▶ **Supplied material**:
++++++++

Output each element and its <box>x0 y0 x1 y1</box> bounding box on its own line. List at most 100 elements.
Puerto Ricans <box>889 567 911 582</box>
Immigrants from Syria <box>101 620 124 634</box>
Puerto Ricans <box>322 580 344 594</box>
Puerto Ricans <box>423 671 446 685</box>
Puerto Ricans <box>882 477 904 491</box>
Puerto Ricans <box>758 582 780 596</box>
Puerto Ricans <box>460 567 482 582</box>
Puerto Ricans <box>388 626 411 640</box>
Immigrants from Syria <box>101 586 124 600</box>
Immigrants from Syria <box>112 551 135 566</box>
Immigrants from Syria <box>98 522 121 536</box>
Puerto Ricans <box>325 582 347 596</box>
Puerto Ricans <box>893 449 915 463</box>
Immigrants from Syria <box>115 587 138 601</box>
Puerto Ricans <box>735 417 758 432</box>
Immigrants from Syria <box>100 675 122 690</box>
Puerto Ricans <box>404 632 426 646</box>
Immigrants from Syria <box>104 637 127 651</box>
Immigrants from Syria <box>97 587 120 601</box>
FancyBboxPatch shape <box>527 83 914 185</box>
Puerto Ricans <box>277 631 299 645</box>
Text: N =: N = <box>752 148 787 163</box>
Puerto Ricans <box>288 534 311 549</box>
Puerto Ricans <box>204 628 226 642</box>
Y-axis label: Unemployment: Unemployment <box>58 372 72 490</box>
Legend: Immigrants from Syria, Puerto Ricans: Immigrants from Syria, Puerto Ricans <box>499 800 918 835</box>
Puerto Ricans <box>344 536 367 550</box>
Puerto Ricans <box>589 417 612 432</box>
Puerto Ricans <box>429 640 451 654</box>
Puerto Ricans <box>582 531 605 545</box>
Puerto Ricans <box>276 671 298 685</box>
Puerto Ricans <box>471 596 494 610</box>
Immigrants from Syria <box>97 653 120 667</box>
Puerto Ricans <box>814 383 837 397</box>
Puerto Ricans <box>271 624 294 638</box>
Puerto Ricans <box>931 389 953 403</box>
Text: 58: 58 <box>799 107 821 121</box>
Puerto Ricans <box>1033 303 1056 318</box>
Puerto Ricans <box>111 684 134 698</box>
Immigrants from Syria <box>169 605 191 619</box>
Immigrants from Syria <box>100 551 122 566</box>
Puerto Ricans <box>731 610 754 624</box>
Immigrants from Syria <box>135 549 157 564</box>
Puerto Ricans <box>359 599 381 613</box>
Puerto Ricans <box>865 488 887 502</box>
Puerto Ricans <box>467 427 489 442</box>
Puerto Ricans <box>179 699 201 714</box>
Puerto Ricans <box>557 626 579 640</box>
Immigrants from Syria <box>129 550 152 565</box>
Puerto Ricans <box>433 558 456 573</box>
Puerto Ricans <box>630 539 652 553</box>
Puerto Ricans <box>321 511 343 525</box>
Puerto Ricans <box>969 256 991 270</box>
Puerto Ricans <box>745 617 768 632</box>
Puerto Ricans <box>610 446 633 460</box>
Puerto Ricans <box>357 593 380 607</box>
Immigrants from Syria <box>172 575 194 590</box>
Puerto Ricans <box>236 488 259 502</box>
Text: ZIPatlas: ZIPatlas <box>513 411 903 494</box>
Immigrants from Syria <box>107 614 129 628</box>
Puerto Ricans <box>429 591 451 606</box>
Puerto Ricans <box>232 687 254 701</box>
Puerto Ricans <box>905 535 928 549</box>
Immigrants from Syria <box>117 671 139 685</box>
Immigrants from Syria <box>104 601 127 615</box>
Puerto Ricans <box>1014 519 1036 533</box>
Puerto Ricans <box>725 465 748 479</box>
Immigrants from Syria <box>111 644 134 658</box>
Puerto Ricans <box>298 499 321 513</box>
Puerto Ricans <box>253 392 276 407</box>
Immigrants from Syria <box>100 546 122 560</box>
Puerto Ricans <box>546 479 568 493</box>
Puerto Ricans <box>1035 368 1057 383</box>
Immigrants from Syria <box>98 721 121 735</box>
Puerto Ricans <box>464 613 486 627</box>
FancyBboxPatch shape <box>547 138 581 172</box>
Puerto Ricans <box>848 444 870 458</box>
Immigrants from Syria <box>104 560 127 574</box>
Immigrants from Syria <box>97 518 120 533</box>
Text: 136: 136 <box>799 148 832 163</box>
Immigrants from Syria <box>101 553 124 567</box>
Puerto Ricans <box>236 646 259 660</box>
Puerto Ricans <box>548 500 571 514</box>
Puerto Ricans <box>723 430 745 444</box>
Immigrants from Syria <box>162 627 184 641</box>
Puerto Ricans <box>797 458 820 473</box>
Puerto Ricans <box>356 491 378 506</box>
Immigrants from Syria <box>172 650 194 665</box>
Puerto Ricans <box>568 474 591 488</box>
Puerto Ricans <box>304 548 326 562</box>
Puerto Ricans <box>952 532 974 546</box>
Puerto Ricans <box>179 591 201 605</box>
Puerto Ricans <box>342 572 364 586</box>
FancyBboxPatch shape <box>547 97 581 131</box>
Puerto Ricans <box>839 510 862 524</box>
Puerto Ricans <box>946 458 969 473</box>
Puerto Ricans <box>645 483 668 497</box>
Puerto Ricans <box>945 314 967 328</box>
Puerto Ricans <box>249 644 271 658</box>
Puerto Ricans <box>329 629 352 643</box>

++++++++

▶ **What is being asked**: Reproduce all of the lines above, character for character, with nothing changed or left out.

▶ **Answer to this problem**:
Output each element and its <box>x0 y0 x1 y1</box> bounding box on its own line. List at most 100 elements.
Puerto Ricans <box>889 567 911 582</box>
Immigrants from Syria <box>101 620 124 634</box>
Puerto Ricans <box>322 580 344 594</box>
Puerto Ricans <box>423 671 446 685</box>
Puerto Ricans <box>882 477 904 491</box>
Puerto Ricans <box>758 582 780 596</box>
Puerto Ricans <box>460 567 482 582</box>
Puerto Ricans <box>388 626 411 640</box>
Immigrants from Syria <box>101 586 124 600</box>
Immigrants from Syria <box>112 551 135 566</box>
Immigrants from Syria <box>98 522 121 536</box>
Puerto Ricans <box>325 582 347 596</box>
Puerto Ricans <box>893 449 915 463</box>
Immigrants from Syria <box>115 587 138 601</box>
Puerto Ricans <box>735 417 758 432</box>
Immigrants from Syria <box>100 675 122 690</box>
Puerto Ricans <box>404 632 426 646</box>
Immigrants from Syria <box>104 637 127 651</box>
Immigrants from Syria <box>97 587 120 601</box>
FancyBboxPatch shape <box>527 83 914 185</box>
Puerto Ricans <box>277 631 299 645</box>
Text: N =: N = <box>752 148 787 163</box>
Puerto Ricans <box>288 534 311 549</box>
Puerto Ricans <box>204 628 226 642</box>
Y-axis label: Unemployment: Unemployment <box>58 372 72 490</box>
Legend: Immigrants from Syria, Puerto Ricans: Immigrants from Syria, Puerto Ricans <box>499 800 918 835</box>
Puerto Ricans <box>344 536 367 550</box>
Puerto Ricans <box>589 417 612 432</box>
Puerto Ricans <box>429 640 451 654</box>
Puerto Ricans <box>582 531 605 545</box>
Puerto Ricans <box>276 671 298 685</box>
Puerto Ricans <box>471 596 494 610</box>
Immigrants from Syria <box>97 653 120 667</box>
Puerto Ricans <box>814 383 837 397</box>
Puerto Ricans <box>271 624 294 638</box>
Puerto Ricans <box>931 389 953 403</box>
Text: 58: 58 <box>799 107 821 121</box>
Puerto Ricans <box>1033 303 1056 318</box>
Puerto Ricans <box>111 684 134 698</box>
Immigrants from Syria <box>169 605 191 619</box>
Immigrants from Syria <box>100 551 122 566</box>
Puerto Ricans <box>731 610 754 624</box>
Immigrants from Syria <box>135 549 157 564</box>
Puerto Ricans <box>359 599 381 613</box>
Puerto Ricans <box>865 488 887 502</box>
Puerto Ricans <box>467 427 489 442</box>
Puerto Ricans <box>179 699 201 714</box>
Puerto Ricans <box>557 626 579 640</box>
Immigrants from Syria <box>129 550 152 565</box>
Puerto Ricans <box>433 558 456 573</box>
Puerto Ricans <box>630 539 652 553</box>
Puerto Ricans <box>321 511 343 525</box>
Puerto Ricans <box>969 256 991 270</box>
Puerto Ricans <box>745 617 768 632</box>
Puerto Ricans <box>610 446 633 460</box>
Puerto Ricans <box>357 593 380 607</box>
Immigrants from Syria <box>172 575 194 590</box>
Puerto Ricans <box>236 488 259 502</box>
Text: ZIPatlas: ZIPatlas <box>513 411 903 494</box>
Immigrants from Syria <box>107 614 129 628</box>
Puerto Ricans <box>429 591 451 606</box>
Puerto Ricans <box>232 687 254 701</box>
Puerto Ricans <box>905 535 928 549</box>
Immigrants from Syria <box>117 671 139 685</box>
Immigrants from Syria <box>104 601 127 615</box>
Puerto Ricans <box>1014 519 1036 533</box>
Puerto Ricans <box>725 465 748 479</box>
Immigrants from Syria <box>111 644 134 658</box>
Puerto Ricans <box>298 499 321 513</box>
Puerto Ricans <box>253 392 276 407</box>
Immigrants from Syria <box>100 546 122 560</box>
Puerto Ricans <box>546 479 568 493</box>
Puerto Ricans <box>1035 368 1057 383</box>
Immigrants from Syria <box>98 721 121 735</box>
Puerto Ricans <box>464 613 486 627</box>
FancyBboxPatch shape <box>547 138 581 172</box>
Puerto Ricans <box>848 444 870 458</box>
Immigrants from Syria <box>104 560 127 574</box>
Immigrants from Syria <box>97 518 120 533</box>
Text: 136: 136 <box>799 148 832 163</box>
Immigrants from Syria <box>101 553 124 567</box>
Puerto Ricans <box>236 646 259 660</box>
Puerto Ricans <box>548 500 571 514</box>
Puerto Ricans <box>723 430 745 444</box>
Immigrants from Syria <box>162 627 184 641</box>
Puerto Ricans <box>797 458 820 473</box>
Puerto Ricans <box>356 491 378 506</box>
Immigrants from Syria <box>172 650 194 665</box>
Puerto Ricans <box>568 474 591 488</box>
Puerto Ricans <box>304 548 326 562</box>
Puerto Ricans <box>952 532 974 546</box>
Puerto Ricans <box>179 591 201 605</box>
Puerto Ricans <box>342 572 364 586</box>
FancyBboxPatch shape <box>547 97 581 131</box>
Puerto Ricans <box>839 510 862 524</box>
Puerto Ricans <box>946 458 969 473</box>
Puerto Ricans <box>645 483 668 497</box>
Puerto Ricans <box>945 314 967 328</box>
Puerto Ricans <box>249 644 271 658</box>
Puerto Ricans <box>329 629 352 643</box>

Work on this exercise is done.